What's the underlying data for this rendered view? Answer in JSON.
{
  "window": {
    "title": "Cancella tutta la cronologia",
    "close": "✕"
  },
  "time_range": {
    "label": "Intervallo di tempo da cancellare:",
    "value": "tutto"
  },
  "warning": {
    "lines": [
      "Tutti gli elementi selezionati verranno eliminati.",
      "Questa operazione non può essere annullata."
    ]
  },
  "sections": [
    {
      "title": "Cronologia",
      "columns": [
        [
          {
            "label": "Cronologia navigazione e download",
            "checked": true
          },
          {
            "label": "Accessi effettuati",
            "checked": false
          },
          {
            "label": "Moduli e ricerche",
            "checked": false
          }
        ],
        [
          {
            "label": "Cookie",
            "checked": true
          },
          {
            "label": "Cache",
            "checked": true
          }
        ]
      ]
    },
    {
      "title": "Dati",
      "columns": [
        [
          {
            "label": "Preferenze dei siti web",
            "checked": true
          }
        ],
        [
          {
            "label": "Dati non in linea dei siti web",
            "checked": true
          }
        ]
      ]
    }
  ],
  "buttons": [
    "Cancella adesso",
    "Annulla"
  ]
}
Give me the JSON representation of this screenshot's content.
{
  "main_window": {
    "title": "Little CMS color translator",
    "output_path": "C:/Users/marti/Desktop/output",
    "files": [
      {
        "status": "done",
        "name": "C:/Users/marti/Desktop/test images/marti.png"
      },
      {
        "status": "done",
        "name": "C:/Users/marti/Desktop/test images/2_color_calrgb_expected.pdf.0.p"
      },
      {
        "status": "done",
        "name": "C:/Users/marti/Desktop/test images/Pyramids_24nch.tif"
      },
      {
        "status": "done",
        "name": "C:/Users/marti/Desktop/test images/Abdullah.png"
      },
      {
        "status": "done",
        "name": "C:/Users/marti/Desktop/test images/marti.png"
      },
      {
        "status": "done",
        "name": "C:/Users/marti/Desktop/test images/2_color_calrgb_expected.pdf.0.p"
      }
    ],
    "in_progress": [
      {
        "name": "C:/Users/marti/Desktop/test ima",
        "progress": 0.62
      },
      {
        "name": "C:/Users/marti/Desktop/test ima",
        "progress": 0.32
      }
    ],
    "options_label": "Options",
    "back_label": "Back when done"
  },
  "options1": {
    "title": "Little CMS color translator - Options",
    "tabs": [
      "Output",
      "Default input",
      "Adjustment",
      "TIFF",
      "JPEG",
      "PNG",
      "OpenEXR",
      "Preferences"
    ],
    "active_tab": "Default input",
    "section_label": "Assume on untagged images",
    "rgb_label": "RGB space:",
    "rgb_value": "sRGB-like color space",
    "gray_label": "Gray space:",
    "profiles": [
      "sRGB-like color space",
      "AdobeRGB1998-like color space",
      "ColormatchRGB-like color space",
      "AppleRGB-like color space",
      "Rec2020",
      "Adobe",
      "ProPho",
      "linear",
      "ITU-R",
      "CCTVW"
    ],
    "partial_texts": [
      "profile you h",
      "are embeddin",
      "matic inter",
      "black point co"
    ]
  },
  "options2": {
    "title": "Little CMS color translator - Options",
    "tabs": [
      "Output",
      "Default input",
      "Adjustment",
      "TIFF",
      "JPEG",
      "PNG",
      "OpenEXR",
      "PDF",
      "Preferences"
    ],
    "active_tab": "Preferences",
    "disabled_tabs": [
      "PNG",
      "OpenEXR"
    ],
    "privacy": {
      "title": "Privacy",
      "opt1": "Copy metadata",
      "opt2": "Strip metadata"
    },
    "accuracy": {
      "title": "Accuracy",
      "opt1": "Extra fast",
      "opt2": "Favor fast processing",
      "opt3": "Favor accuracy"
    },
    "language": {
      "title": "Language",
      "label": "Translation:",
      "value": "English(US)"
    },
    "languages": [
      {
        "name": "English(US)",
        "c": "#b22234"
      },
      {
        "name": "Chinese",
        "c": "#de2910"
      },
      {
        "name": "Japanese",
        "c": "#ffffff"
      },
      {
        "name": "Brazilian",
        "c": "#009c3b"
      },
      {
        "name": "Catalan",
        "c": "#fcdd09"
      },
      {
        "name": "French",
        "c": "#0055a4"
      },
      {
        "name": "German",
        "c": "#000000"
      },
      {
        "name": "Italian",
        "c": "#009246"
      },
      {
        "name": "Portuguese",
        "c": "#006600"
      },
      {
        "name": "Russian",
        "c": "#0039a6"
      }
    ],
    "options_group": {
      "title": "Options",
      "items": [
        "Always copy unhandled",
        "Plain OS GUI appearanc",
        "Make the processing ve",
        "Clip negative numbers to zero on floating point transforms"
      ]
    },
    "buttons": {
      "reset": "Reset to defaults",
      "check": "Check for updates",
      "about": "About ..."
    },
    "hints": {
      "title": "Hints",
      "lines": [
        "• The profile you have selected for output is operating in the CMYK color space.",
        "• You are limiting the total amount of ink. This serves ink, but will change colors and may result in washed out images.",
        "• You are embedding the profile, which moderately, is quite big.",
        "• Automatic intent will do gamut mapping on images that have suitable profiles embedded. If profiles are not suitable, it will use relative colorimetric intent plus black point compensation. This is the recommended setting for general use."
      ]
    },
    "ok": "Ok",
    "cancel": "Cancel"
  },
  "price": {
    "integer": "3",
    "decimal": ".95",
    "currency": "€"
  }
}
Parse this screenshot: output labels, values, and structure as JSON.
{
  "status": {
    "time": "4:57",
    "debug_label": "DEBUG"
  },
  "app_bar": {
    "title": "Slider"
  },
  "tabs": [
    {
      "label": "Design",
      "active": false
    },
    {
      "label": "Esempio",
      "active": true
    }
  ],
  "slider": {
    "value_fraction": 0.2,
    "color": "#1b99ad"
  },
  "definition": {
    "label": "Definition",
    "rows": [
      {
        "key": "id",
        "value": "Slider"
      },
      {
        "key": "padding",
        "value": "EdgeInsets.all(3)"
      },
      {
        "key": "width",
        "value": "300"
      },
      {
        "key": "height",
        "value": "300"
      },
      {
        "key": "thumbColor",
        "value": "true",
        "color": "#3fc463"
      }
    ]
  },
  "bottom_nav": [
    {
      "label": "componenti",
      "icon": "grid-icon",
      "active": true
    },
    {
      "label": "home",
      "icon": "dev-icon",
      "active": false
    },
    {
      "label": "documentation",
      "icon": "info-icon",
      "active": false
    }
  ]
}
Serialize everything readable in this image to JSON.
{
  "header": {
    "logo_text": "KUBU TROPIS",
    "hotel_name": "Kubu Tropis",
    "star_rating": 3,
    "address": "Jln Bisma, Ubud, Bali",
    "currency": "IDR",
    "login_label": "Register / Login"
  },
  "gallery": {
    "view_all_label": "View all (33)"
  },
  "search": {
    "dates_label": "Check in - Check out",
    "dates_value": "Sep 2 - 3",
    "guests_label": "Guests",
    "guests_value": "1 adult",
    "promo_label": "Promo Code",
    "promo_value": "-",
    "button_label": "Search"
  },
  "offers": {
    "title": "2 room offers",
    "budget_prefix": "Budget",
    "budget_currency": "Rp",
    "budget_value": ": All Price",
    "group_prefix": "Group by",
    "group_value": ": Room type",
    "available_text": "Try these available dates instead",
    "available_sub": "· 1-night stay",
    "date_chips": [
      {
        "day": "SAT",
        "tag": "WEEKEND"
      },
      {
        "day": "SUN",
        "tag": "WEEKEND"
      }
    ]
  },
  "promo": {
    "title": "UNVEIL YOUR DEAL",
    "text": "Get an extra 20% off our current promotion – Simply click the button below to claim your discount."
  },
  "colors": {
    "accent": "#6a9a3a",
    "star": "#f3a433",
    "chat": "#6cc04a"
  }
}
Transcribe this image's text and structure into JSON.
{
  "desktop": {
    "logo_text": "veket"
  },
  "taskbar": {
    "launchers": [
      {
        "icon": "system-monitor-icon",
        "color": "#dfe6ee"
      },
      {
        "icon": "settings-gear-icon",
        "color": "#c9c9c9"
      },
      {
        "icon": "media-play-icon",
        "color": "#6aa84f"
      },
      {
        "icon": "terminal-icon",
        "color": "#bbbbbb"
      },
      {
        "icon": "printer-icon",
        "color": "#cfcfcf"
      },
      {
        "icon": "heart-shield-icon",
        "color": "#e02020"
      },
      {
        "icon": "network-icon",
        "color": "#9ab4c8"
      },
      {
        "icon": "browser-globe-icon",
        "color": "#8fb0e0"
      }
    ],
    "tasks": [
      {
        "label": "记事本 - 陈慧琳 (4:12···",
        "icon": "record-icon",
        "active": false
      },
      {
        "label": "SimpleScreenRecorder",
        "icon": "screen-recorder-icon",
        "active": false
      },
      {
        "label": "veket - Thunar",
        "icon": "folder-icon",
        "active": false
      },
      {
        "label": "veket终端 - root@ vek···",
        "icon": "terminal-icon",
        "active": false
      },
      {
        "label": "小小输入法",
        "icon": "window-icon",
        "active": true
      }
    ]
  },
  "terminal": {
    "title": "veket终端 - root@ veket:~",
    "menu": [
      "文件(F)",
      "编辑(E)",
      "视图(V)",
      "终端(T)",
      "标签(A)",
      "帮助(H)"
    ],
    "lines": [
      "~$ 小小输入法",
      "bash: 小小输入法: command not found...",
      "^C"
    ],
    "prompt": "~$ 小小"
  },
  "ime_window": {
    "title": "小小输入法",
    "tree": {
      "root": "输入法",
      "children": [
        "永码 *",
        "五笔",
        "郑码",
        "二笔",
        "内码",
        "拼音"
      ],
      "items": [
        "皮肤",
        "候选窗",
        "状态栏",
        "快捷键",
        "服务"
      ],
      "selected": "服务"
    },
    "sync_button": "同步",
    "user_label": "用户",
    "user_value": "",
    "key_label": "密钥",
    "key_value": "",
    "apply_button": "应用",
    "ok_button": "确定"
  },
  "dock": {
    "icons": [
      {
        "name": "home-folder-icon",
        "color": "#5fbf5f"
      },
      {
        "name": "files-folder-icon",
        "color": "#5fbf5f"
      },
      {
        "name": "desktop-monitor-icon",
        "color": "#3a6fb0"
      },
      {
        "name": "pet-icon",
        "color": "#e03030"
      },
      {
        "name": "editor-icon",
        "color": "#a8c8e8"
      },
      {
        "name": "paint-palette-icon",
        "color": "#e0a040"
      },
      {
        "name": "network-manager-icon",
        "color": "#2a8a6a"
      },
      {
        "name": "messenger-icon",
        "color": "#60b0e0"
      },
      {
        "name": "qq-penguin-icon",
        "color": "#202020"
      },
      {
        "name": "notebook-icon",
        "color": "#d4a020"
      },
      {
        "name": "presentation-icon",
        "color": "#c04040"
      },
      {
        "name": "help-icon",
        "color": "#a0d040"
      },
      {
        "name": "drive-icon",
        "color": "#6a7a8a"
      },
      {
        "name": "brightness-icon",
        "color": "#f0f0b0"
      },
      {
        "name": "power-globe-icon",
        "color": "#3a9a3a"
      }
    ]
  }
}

**Aim of the exercise:** Extract each line from the listing that holds the word "Dati".

**Task solution:**
      "title": "Dati",
            "label": "Dati non in linea dei siti web",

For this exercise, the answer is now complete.